* [TASK TO COMPLETE]:
Set the listing down unchanged, minus every embedded image.

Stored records
/---

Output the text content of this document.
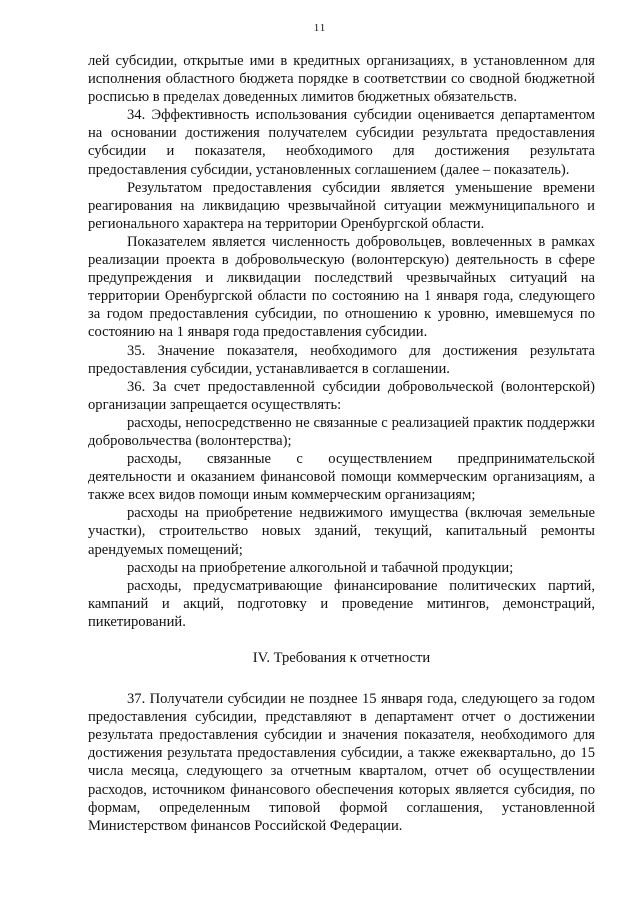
11

лей субсидии, открытые ими в кредитных организациях, в установленном для исполнения областного бюджета порядке в соответствии со сводной бюджетной росписью в пределах доведенных лимитов бюджетных обязательств.

34. Эффективность использования субсидии оценивается департаментом на основании достижения получателем субсидии результата предоставления субсидии и показателя, необходимого для достижения результата предоставления субсидии, установленных соглашением (далее – показатель).

Результатом предоставления субсидии является уменьшение времени реагирования на ликвидацию чрезвычайной ситуации межмуниципального и регионального характера на территории Оренбургской области.

Показателем является численность добровольцев, вовлеченных в рамках реализации проекта в добровольческую (волонтерскую) деятельность в сфере предупреждения и ликвидации последствий чрезвычайных ситуаций на территории Оренбургской области по состоянию на 1 января года, следующего за годом предоставления субсидии, по отношению к уровню, имевшемуся по состоянию на 1 января года предоставления субсидии.

35. Значение показателя, необходимого для достижения результата предоставления субсидии, устанавливается в соглашении.

36. За счет предоставленной субсидии добровольческой (волонтерской) организации запрещается осуществлять:

расходы, непосредственно не связанные с реализацией практик поддержки добровольчества (волонтерства);

расходы, связанные с осуществлением предпринимательской деятельности и оказанием финансовой помощи коммерческим организациям, а также всех видов помощи иным коммерческим организациям;

расходы на приобретение недвижимого имущества (включая земельные участки), строительство новых зданий, текущий, капитальный ремонты арендуемых помещений;

расходы на приобретение алкогольной и табачной продукции;

расходы, предусматривающие финансирование политических партий, кампаний и акций, подготовку и проведение митингов, демонстраций, пикетирований.

IV. Требования к отчетности

37. Получатели субсидии не позднее 15 января года, следующего за годом предоставления субсидии, представляют в департамент отчет о достижении результата предоставления субсидии и значения показателя, необходимого для достижения результата предоставления субсидии, а также ежеквартально, до 15 числа месяца, следующего за отчетным кварталом, отчет об осуществлении расходов, источником финансового обеспечения которых является субсидия, по формам, определенным типовой формой соглашения, установленной Министерством финансов Российской Федерации.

\---

* [THE ANSWER]:
Output the text content of this document.
11

лей субсидии, открытые ими в кредитных организациях, в установленном для исполнения областного бюджета порядке в соответствии со сводной бюджетной росписью в пределах доведенных лимитов бюджетных обязательств.

34. Эффективность использования субсидии оценивается департаментом на основании достижения получателем субсидии результата предоставления субсидии и показателя, необходимого для достижения результата предоставления субсидии, установленных соглашением (далее – показатель).

Результатом предоставления субсидии является уменьшение времени реагирования на ликвидацию чрезвычайной ситуации межмуниципального и регионального характера на территории Оренбургской области.

Показателем является численность добровольцев, вовлеченных в рамках реализации проекта в добровольческую (волонтерскую) деятельность в сфере предупреждения и ликвидации последствий чрезвычайных ситуаций на территории Оренбургской области по состоянию на 1 января года, следующего за годом предоставления субсидии, по отношению к уровню, имевшемуся по состоянию на 1 января года предоставления субсидии.

35. Значение показателя, необходимого для достижения результата предоставления субсидии, устанавливается в соглашении.

36. За счет предоставленной субсидии добровольческой (волонтерской) организации запрещается осуществлять:

расходы, непосредственно не связанные с реализацией практик поддержки добровольчества (волонтерства);

расходы, связанные с осуществлением предпринимательской деятельности и оказанием финансовой помощи коммерческим организациям, а также всех видов помощи иным коммерческим организациям;

расходы на приобретение недвижимого имущества (включая земельные участки), строительство новых зданий, текущий, капитальный ремонты арендуемых помещений;

расходы на приобретение алкогольной и табачной продукции;

расходы, предусматривающие финансирование политических партий, кампаний и акций, подготовку и проведение митингов, демонстраций, пикетирований.

IV. Требования к отчетности

37. Получатели субсидии не позднее 15 января года, следующего за годом предоставления субсидии, представляют в департамент отчет о достижении результата предоставления субсидии и значения показателя, необходимого для достижения результата предоставления субсидии, а также ежеквартально, до 15 числа месяца, следующего за отчетным кварталом, отчет об осуществлении расходов, источником финансового обеспечения которых является субсидия, по формам, определенным типовой формой соглашения, установленной Министерством финансов Российской Федерации.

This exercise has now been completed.